**GIVEN INSTRUCTION:** Write out all of the data exactly as it appears.

┏━━

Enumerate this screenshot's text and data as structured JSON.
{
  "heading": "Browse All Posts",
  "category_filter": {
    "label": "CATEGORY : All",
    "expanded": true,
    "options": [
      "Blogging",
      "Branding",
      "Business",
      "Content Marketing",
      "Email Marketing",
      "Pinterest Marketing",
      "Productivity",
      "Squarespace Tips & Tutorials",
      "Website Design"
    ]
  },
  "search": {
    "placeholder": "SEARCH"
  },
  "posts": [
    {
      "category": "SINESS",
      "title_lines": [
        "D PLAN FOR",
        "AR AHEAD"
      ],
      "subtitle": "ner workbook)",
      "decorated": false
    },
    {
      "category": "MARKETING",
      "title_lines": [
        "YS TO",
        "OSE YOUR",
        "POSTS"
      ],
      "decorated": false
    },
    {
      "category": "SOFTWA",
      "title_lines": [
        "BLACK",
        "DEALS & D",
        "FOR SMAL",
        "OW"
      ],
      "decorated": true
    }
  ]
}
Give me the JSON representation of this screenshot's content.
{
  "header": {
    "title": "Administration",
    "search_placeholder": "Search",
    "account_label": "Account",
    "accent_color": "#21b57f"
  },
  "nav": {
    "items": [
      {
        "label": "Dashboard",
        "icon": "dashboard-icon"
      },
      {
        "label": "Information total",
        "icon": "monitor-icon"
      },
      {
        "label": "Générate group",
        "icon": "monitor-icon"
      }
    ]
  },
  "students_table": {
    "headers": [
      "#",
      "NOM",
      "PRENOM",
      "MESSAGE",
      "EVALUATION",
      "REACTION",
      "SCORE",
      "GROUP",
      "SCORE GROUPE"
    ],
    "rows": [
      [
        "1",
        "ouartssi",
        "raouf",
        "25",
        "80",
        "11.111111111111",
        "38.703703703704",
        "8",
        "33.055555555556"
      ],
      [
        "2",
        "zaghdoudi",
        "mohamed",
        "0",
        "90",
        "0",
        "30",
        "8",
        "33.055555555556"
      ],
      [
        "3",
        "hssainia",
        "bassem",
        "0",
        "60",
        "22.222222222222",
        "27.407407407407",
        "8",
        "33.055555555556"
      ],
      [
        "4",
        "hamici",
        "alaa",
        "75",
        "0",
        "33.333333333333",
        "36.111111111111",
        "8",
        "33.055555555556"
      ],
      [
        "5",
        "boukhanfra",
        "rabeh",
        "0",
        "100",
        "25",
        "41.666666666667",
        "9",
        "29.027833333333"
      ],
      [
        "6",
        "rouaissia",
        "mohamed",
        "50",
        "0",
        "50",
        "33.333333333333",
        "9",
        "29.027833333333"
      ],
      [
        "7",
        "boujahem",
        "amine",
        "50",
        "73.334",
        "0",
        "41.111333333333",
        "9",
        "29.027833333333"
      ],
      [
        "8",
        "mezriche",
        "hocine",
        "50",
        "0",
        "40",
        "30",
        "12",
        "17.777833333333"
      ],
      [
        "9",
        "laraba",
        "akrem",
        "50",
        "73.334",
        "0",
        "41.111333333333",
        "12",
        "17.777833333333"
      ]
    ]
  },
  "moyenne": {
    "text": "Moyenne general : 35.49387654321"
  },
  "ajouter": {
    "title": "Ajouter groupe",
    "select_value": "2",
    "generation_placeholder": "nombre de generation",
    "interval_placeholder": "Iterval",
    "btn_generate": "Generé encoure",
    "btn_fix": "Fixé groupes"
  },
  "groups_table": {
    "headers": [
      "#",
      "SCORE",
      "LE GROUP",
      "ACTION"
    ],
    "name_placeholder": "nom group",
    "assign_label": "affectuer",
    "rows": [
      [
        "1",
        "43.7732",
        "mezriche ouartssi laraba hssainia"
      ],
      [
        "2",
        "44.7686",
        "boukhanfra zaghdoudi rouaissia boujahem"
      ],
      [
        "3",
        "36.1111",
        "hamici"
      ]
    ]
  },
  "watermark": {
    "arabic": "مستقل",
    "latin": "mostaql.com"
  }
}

┗━━

**EXERCISE OUTPUT:**
Enumerate this screenshot's text and data as structured JSON.
{
  "heading": "Browse All Posts",
  "category_filter": {
    "label": "CATEGORY : All",
    "expanded": true,
    "options": [
      "Blogging",
      "Branding",
      "Business",
      "Content Marketing",
      "Email Marketing",
      "Pinterest Marketing",
      "Productivity",
      "Squarespace Tips & Tutorials",
      "Website Design"
    ]
  },
  "search": {
    "placeholder": "SEARCH"
  },
  "posts": [
    {
      "category": "SINESS",
      "title_lines": [
        "D PLAN FOR",
        "AR AHEAD"
      ],
      "subtitle": "ner workbook)",
      "decorated": false
    },
    {
      "category": "MARKETING",
      "title_lines": [
        "YS TO",
        "OSE YOUR",
        "POSTS"
      ],
      "decorated": false
    },
    {
      "category": "SOFTWA",
      "title_lines": [
        "BLACK",
        "DEALS & D",
        "FOR SMAL",
        "OW"
      ],
      "decorated": true
    }
  ]
}
Give me the JSON representation of this screenshot's content.
{
  "header": {
    "title": "Administration",
    "search_placeholder": "Search",
    "account_label": "Account",
    "accent_color": "#21b57f"
  },
  "nav": {
    "items": [
      {
        "label": "Dashboard",
        "icon": "dashboard-icon"
      },
      {
        "label": "Information total",
        "icon": "monitor-icon"
      },
      {
        "label": "Générate group",
        "icon": "monitor-icon"
      }
    ]
  },
  "students_table": {
    "headers": [
      "#",
      "NOM",
      "PRENOM",
      "MESSAGE",
      "EVALUATION",
      "REACTION",
      "SCORE",
      "GROUP",
      "SCORE GROUPE"
    ],
    "rows": [
      [
        "1",
        "ouartssi",
        "raouf",
        "25",
        "80",
        "11.111111111111",
        "38.703703703704",
        "8",
        "33.055555555556"
      ],
      [
        "2",
        "zaghdoudi",
        "mohamed",
        "0",
        "90",
        "0",
        "30",
        "8",
        "33.055555555556"
      ],
      [
        "3",
        "hssainia",
        "bassem",
        "0",
        "60",
        "22.222222222222",
        "27.407407407407",
        "8",
        "33.055555555556"
      ],
      [
        "4",
        "hamici",
        "alaa",
        "75",
        "0",
        "33.333333333333",
        "36.111111111111",
        "8",
        "33.055555555556"
      ],
      [
        "5",
        "boukhanfra",
        "rabeh",
        "0",
        "100",
        "25",
        "41.666666666667",
        "9",
        "29.027833333333"
      ],
      [
        "6",
        "rouaissia",
        "mohamed",
        "50",
        "0",
        "50",
        "33.333333333333",
        "9",
        "29.027833333333"
      ],
      [
        "7",
        "boujahem",
        "amine",
        "50",
        "73.334",
        "0",
        "41.111333333333",
        "9",
        "29.027833333333"
      ],
      [
        "8",
        "mezriche",
        "hocine",
        "50",
        "0",
        "40",
        "30",
        "12",
        "17.777833333333"
      ],
      [
        "9",
        "laraba",
        "akrem",
        "50",
        "73.334",
        "0",
        "41.111333333333",
        "12",
        "17.777833333333"
      ]
    ]
  },
  "moyenne": {
    "text": "Moyenne general : 35.49387654321"
  },
  "ajouter": {
    "title": "Ajouter groupe",
    "select_value": "2",
    "generation_placeholder": "nombre de generation",
    "interval_placeholder": "Iterval",
    "btn_generate": "Generé encoure",
    "btn_fix": "Fixé groupes"
  },
  "groups_table": {
    "headers": [
      "#",
      "SCORE",
      "LE GROUP",
      "ACTION"
    ],
    "name_placeholder": "nom group",
    "assign_label": "affectuer",
    "rows": [
      [
        "1",
        "43.7732",
        "mezriche ouartssi laraba hssainia"
      ],
      [
        "2",
        "44.7686",
        "boukhanfra zaghdoudi rouaissia boujahem"
      ],
      [
        "3",
        "36.1111",
        "hamici"
      ]
    ]
  },
  "watermark": {
    "arabic": "مستقل",
    "latin": "mostaql.com"
  }
}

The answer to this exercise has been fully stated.